WORK REQUIRED:
Leave out the pictures; transcribe all else exactly.

MATERIAL:
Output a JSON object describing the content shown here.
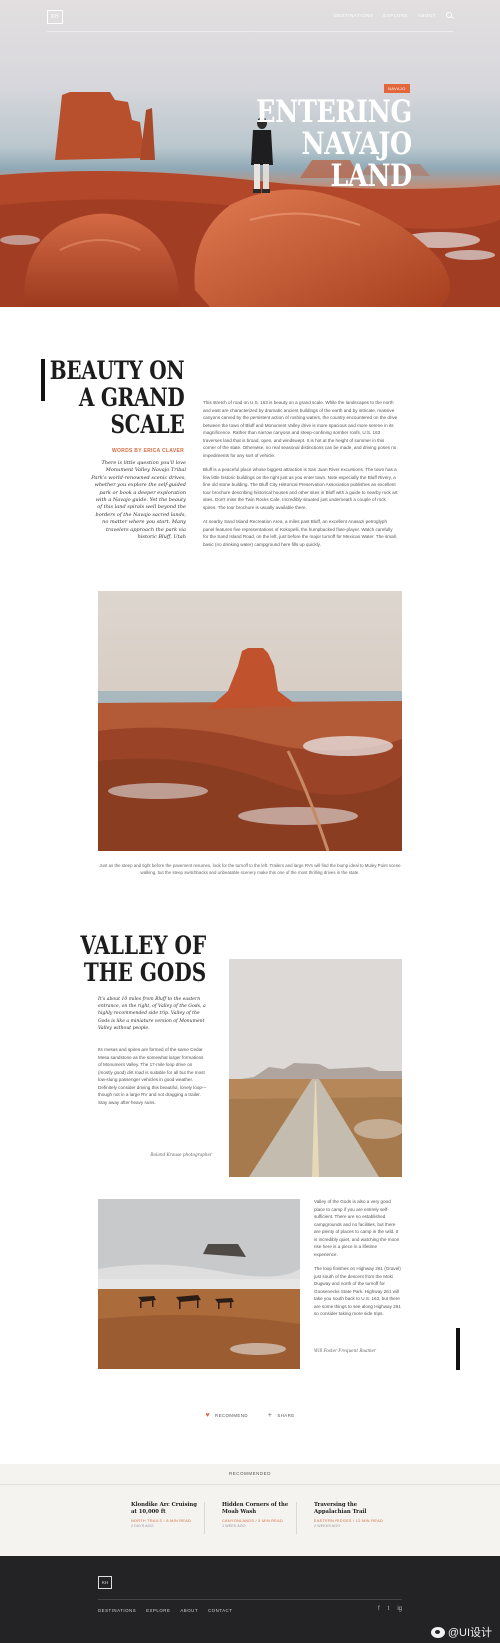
{
  "nav": {
    "logo": "KH",
    "items": [
      "DESTINATIONS",
      "EXPLORE",
      "ABOUT"
    ]
  },
  "hero": {
    "tag": "NAVAJO",
    "title_lines": [
      "ENTERING",
      "NAVAJO",
      "LAND"
    ]
  },
  "section1": {
    "title_lines": [
      "BEAUTY ON",
      "A GRAND",
      "SCALE"
    ],
    "byline": "WORDS BY ERICA CLAVER",
    "lead": "There is little question you'll love Monument Valley Navajo Tribal Park's world-renowned scenic drives, whether you explore the self-guided park or book a deeper exploration with a Navajo guide. Yet the beauty of this land spirals well beyond the borders of the Navajo sacred lands, no matter where you start. Many travelers approach the park via historic Bluff, Utah",
    "paragraphs": [
      "This stretch of road on U.S. 163 is beauty on a grand scale. While the landscapes to the north and east are characterized by dramatic ancient buildings of the earth and by intricate, massive canyons carved by the persistent action of rushing waters, the country encountered on the drive between the town of Bluff and Monument Valley drive is more spacious and more serene in its magnificence. Rather than narrow canyons and steep-confining somber roofs, U.S. 163 traverses land that is broad, open, and windswept. It is hot at the height of summer in this corner of the state. Otherwise, no real seasonal distinctions can be made, and driving poses no impediments for any sort of vehicle.",
      "Bluff is a peaceful place whose biggest attraction is San Juan River excursions. The town has a few little historic buildings on the right just as you enter town. Note especially the Bluff Rivery, a fine old stone building. The Bluff City Historical Preservation Association publishes an excellent tour brochure describing historical houses and other sites in Bluff with a guide to nearby rock art sites. Don't miss the Twin Rocks Cafe. Incredibly situated just underneath a couple of rock spires. The tour brochure is usually available there.",
      "At nearby Sand Island Recreation Area, a miles past Bluff, an excellent Anasazi petroglyph panel features five representations of Kokopelli, the humpbacked flute-player. Watch carefully for the Sand Island Road, on the left, just before the major turnoff for Mexican Water. The small, basic (no drinking water) campground here fills up quickly."
    ],
    "caption": "Just as the steep and tight before the pavement resumes, look for the turnoff to the left. Trailers and large RVs will find the bump ideal to Muley Point scene walking, but the steep switchbacks and unbeatable scenery make this one of the most thrilling drives in the state."
  },
  "section2": {
    "title_lines": [
      "VALLEY OF",
      "THE GODS"
    ],
    "lead": "It's about 10 miles from Bluff to the eastern entrance, on the right, of Valley of the Gods, a highly recommended side trip. Valley of the Gods is like a miniature version of Monument Valley without people.",
    "body": "Its mesas and spires are formed of the same Cedar Mesa sandstone as the somewhat larger formations of Monument Valley. The 17-mile loop drive on (mostly good) dirt road is suitable for all but the most low-slung passenger vehicles in good weather. Definitely consider driving this beautiful, lonely loop—though not in a large RV and not dragging a trailer. Stay away after heavy rains.",
    "photo_credit": "Roland Krause photographer"
  },
  "section3": {
    "paragraphs": [
      "Valley of the Gods is also a very good place to camp if you are entirely self-sufficient. There are no established campgrounds and no facilities, but there are plenty of places to camp in the wild. It is incredibly quiet, and watching the moon rise here is a piece in a lifetime experience.",
      "The loop finishes on Highway 261 (Gravel) just south of the descent from the Moki Dugway and north of the turnoff for Goosenecks State Park. Highway 261 will take you south back to U.S. 163, but there are some things to see along Highway 261 so consider taking more side trips."
    ],
    "photo_credit": "Will Foster Frequent Roamer"
  },
  "actions": {
    "recommend": "RECOMMEND",
    "share": "SHARE"
  },
  "recommended": {
    "label": "RECOMMENDED",
    "items": [
      {
        "title": "Klondike Arc Cruising at 10,000 ft",
        "meta": "NORTH TRAILS / 8 MIN READ",
        "date": "2 DAYS AGO"
      },
      {
        "title": "Hidden Corners of the Moab Wash",
        "meta": "CANYONLANDS / 5 MIN READ",
        "date": "1 WEEK AGO"
      },
      {
        "title": "Traversing the Appalachian Trail",
        "meta": "EASTERN RIDGES / 12 MIN READ",
        "date": "2 WEEKS AGO"
      }
    ]
  },
  "footer": {
    "logo": "KH",
    "nav": [
      "DESTINATIONS",
      "EXPLORE",
      "ABOUT",
      "CONTACT"
    ],
    "social": [
      "f",
      "t",
      "ig"
    ]
  },
  "watermark": "@UI设计",
  "colors": {
    "accent": "#e2673d",
    "footer_bg": "#232325",
    "reco_bg": "#f4f3f0"
  }
}
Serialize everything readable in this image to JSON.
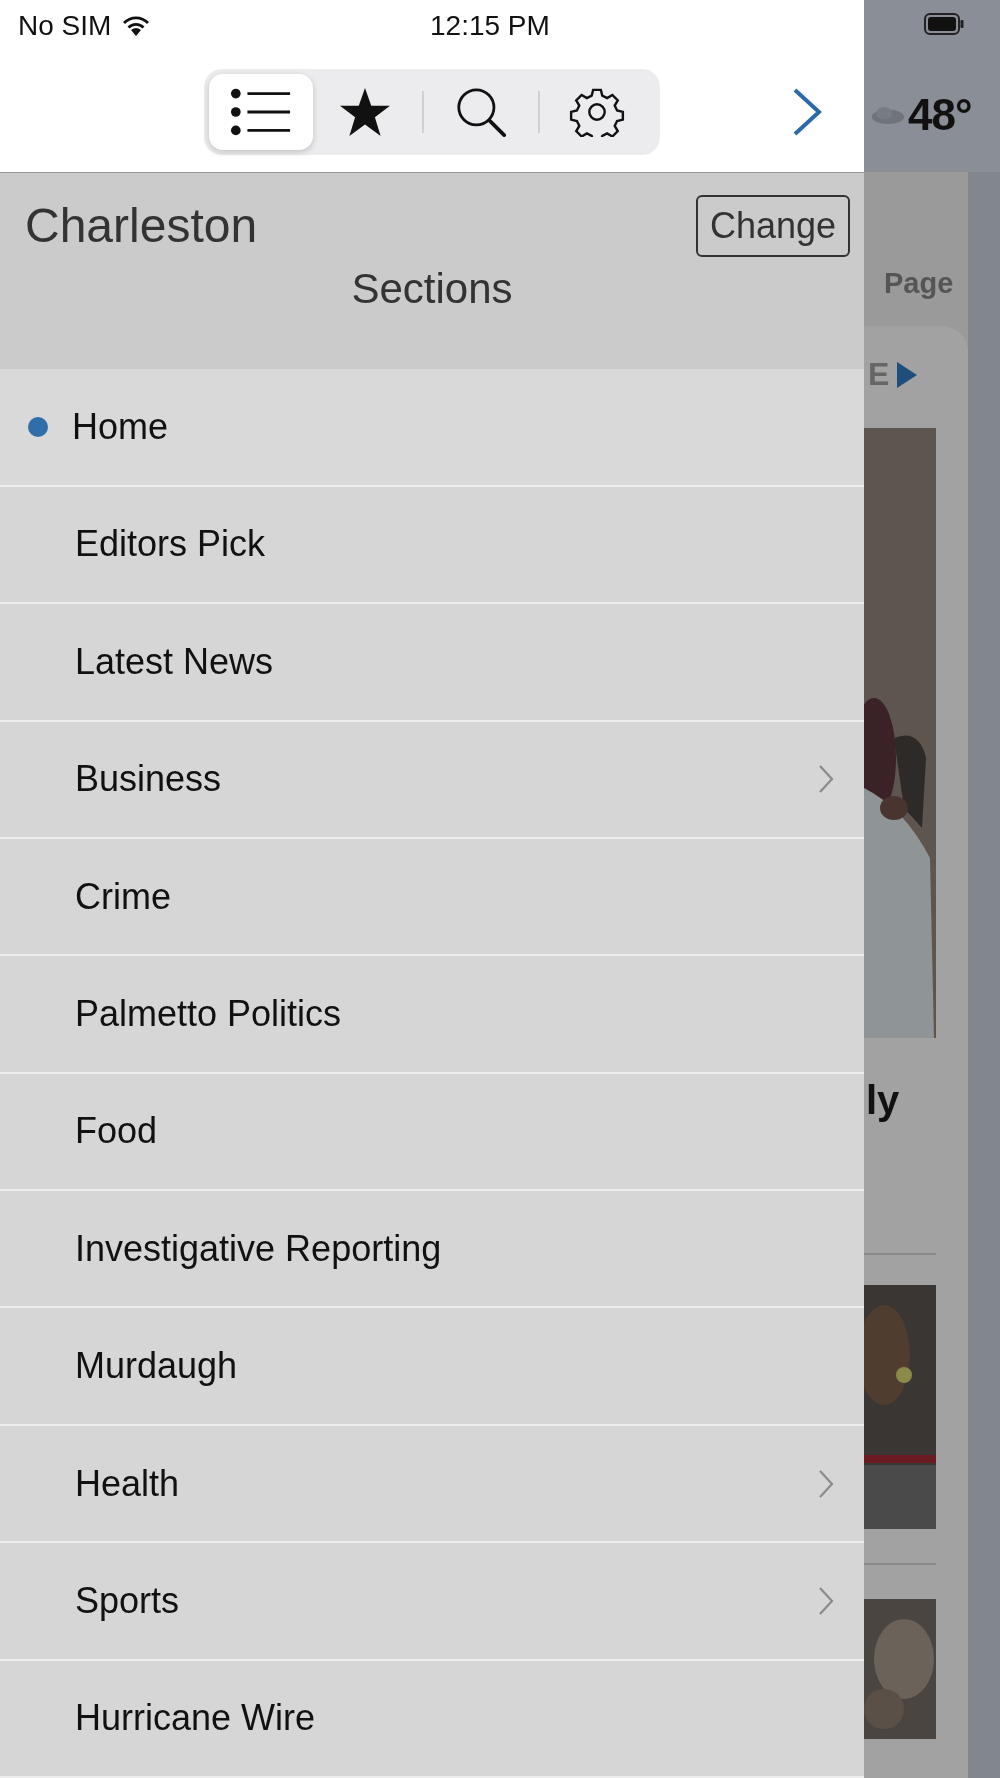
{
  "status_bar": {
    "carrier": "No SIM",
    "time": "12:15 PM"
  },
  "toolbar": {
    "tabs": [
      {
        "kind": "list",
        "selected": true
      },
      {
        "kind": "star",
        "selected": false
      },
      {
        "kind": "search",
        "selected": false
      },
      {
        "kind": "settings",
        "selected": false
      }
    ]
  },
  "location": {
    "city": "Charleston",
    "change_button": "Change"
  },
  "sections_title": "Sections",
  "sections": [
    {
      "label": "Home",
      "selected": true,
      "has_submenu": false
    },
    {
      "label": "Editors Pick",
      "selected": false,
      "has_submenu": false
    },
    {
      "label": "Latest News",
      "selected": false,
      "has_submenu": false
    },
    {
      "label": "Business",
      "selected": false,
      "has_submenu": true
    },
    {
      "label": "Crime",
      "selected": false,
      "has_submenu": false
    },
    {
      "label": "Palmetto Politics",
      "selected": false,
      "has_submenu": false
    },
    {
      "label": "Food",
      "selected": false,
      "has_submenu": false
    },
    {
      "label": "Investigative Reporting",
      "selected": false,
      "has_submenu": false
    },
    {
      "label": "Murdaugh",
      "selected": false,
      "has_submenu": false
    },
    {
      "label": "Health",
      "selected": false,
      "has_submenu": true
    },
    {
      "label": "Sports",
      "selected": false,
      "has_submenu": true
    },
    {
      "label": "Hurricane Wire",
      "selected": false,
      "has_submenu": false
    }
  ],
  "background_page": {
    "temperature": "48°",
    "heading_fragment": "Page",
    "link_fragment": "E",
    "headline_fragment": "ly"
  }
}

RESULT OF THE EXERCISE:
Output a JSON object describing the content shown here.
{
  "nav": {
    "logo": "KH",
    "items": [
      "DESTINATIONS",
      "EXPLORE",
      "ABOUT"
    ]
  },
  "hero": {
    "tag": "NAVAJO",
    "title_lines": [
      "ENTERING",
      "NAVAJO",
      "LAND"
    ]
  },
  "section1": {
    "title_lines": [
      "BEAUTY ON",
      "A GRAND",
      "SCALE"
    ],
    "byline": "WORDS BY ERICA CLAVER",
    "lead": "There is little question you'll love Monument Valley Navajo Tribal Park's world-renowned scenic drives, whether you explore the self-guided park or book a deeper exploration with a Navajo guide. Yet the beauty of this land spirals well beyond the borders of the Navajo sacred lands, no matter where you start. Many travelers approach the park via historic Bluff, Utah",
    "paragraphs": [
      "This stretch of road on U.S. 163 is beauty on a grand scale. While the landscapes to the north and east are characterized by dramatic ancient buildings of the earth and by intricate, massive canyons carved by the persistent action of rushing waters, the country encountered on the drive between the town of Bluff and Monument Valley drive is more spacious and more serene in its magnificence. Rather than narrow canyons and steep-confining somber roofs, U.S. 163 traverses land that is broad, open, and windswept. It is hot at the height of summer in this corner of the state. Otherwise, no real seasonal distinctions can be made, and driving poses no impediments for any sort of vehicle.",
      "Bluff is a peaceful place whose biggest attraction is San Juan River excursions. The town has a few little historic buildings on the right just as you enter town. Note especially the Bluff Rivery, a fine old stone building. The Bluff City Historical Preservation Association publishes an excellent tour brochure describing historical houses and other sites in Bluff with a guide to nearby rock art sites. Don't miss the Twin Rocks Cafe. Incredibly situated just underneath a couple of rock spires. The tour brochure is usually available there.",
      "At nearby Sand Island Recreation Area, a miles past Bluff, an excellent Anasazi petroglyph panel features five representations of Kokopelli, the humpbacked flute-player. Watch carefully for the Sand Island Road, on the left, just before the major turnoff for Mexican Water. The small, basic (no drinking water) campground here fills up quickly."
    ],
    "caption": "Just as the steep and tight before the pavement resumes, look for the turnoff to the left. Trailers and large RVs will find the bump ideal to Muley Point scene walking, but the steep switchbacks and unbeatable scenery make this one of the most thrilling drives in the state."
  },
  "section2": {
    "title_lines": [
      "VALLEY OF",
      "THE GODS"
    ],
    "lead": "It's about 10 miles from Bluff to the eastern entrance, on the right, of Valley of the Gods, a highly recommended side trip. Valley of the Gods is like a miniature version of Monument Valley without people.",
    "body": "Its mesas and spires are formed of the same Cedar Mesa sandstone as the somewhat larger formations of Monument Valley. The 17-mile loop drive on (mostly good) dirt road is suitable for all but the most low-slung passenger vehicles in good weather. Definitely consider driving this beautiful, lonely loop—though not in a large RV and not dragging a trailer. Stay away after heavy rains.",
    "photo_credit": "Roland Krause photographer"
  },
  "section3": {
    "paragraphs": [
      "Valley of the Gods is also a very good place to camp if you are entirely self-sufficient. There are no established campgrounds and no facilities, but there are plenty of places to camp in the wild. It is incredibly quiet, and watching the moon rise here is a piece in a lifetime experience.",
      "The loop finishes on Highway 261 (Gravel) just south of the descent from the Moki Dugway and north of the turnoff for Goosenecks State Park. Highway 261 will take you south back to U.S. 163, but there are some things to see along Highway 261 so consider taking more side trips."
    ],
    "photo_credit": "Will Foster Frequent Roamer"
  },
  "actions": {
    "recommend": "RECOMMEND",
    "share": "SHARE"
  },
  "recommended": {
    "label": "RECOMMENDED",
    "items": [
      {
        "title": "Klondike Arc Cruising at 10,000 ft",
        "meta": "NORTH TRAILS / 8 MIN READ",
        "date": "2 DAYS AGO"
      },
      {
        "title": "Hidden Corners of the Moab Wash",
        "meta": "CANYONLANDS / 5 MIN READ",
        "date": "1 WEEK AGO"
      },
      {
        "title": "Traversing the Appalachian Trail",
        "meta": "EASTERN RIDGES / 12 MIN READ",
        "date": "2 WEEKS AGO"
      }
    ]
  },
  "footer": {
    "logo": "KH",
    "nav": [
      "DESTINATIONS",
      "EXPLORE",
      "ABOUT",
      "CONTACT"
    ],
    "social": [
      "f",
      "t",
      "ig"
    ]
  },
  "watermark": "@UI设计",
  "colors": {
    "accent": "#e2673d",
    "footer_bg": "#232325",
    "reco_bg": "#f4f3f0"
  }
}
Serialize everything readable in this image to JSON.
{
  "status_bar": {
    "carrier": "No SIM",
    "time": "12:15 PM"
  },
  "toolbar": {
    "tabs": [
      {
        "kind": "list",
        "selected": true
      },
      {
        "kind": "star",
        "selected": false
      },
      {
        "kind": "search",
        "selected": false
      },
      {
        "kind": "settings",
        "selected": false
      }
    ]
  },
  "location": {
    "city": "Charleston",
    "change_button": "Change"
  },
  "sections_title": "Sections",
  "sections": [
    {
      "label": "Home",
      "selected": true,
      "has_submenu": false
    },
    {
      "label": "Editors Pick",
      "selected": false,
      "has_submenu": false
    },
    {
      "label": "Latest News",
      "selected": false,
      "has_submenu": false
    },
    {
      "label": "Business",
      "selected": false,
      "has_submenu": true
    },
    {
      "label": "Crime",
      "selected": false,
      "has_submenu": false
    },
    {
      "label": "Palmetto Politics",
      "selected": false,
      "has_submenu": false
    },
    {
      "label": "Food",
      "selected": false,
      "has_submenu": false
    },
    {
      "label": "Investigative Reporting",
      "selected": false,
      "has_submenu": false
    },
    {
      "label": "Murdaugh",
      "selected": false,
      "has_submenu": false
    },
    {
      "label": "Health",
      "selected": false,
      "has_submenu": true
    },
    {
      "label": "Sports",
      "selected": false,
      "has_submenu": true
    },
    {
      "label": "Hurricane Wire",
      "selected": false,
      "has_submenu": false
    }
  ],
  "background_page": {
    "temperature": "48°",
    "heading_fragment": "Page",
    "link_fragment": "E",
    "headline_fragment": "ly"
  }
}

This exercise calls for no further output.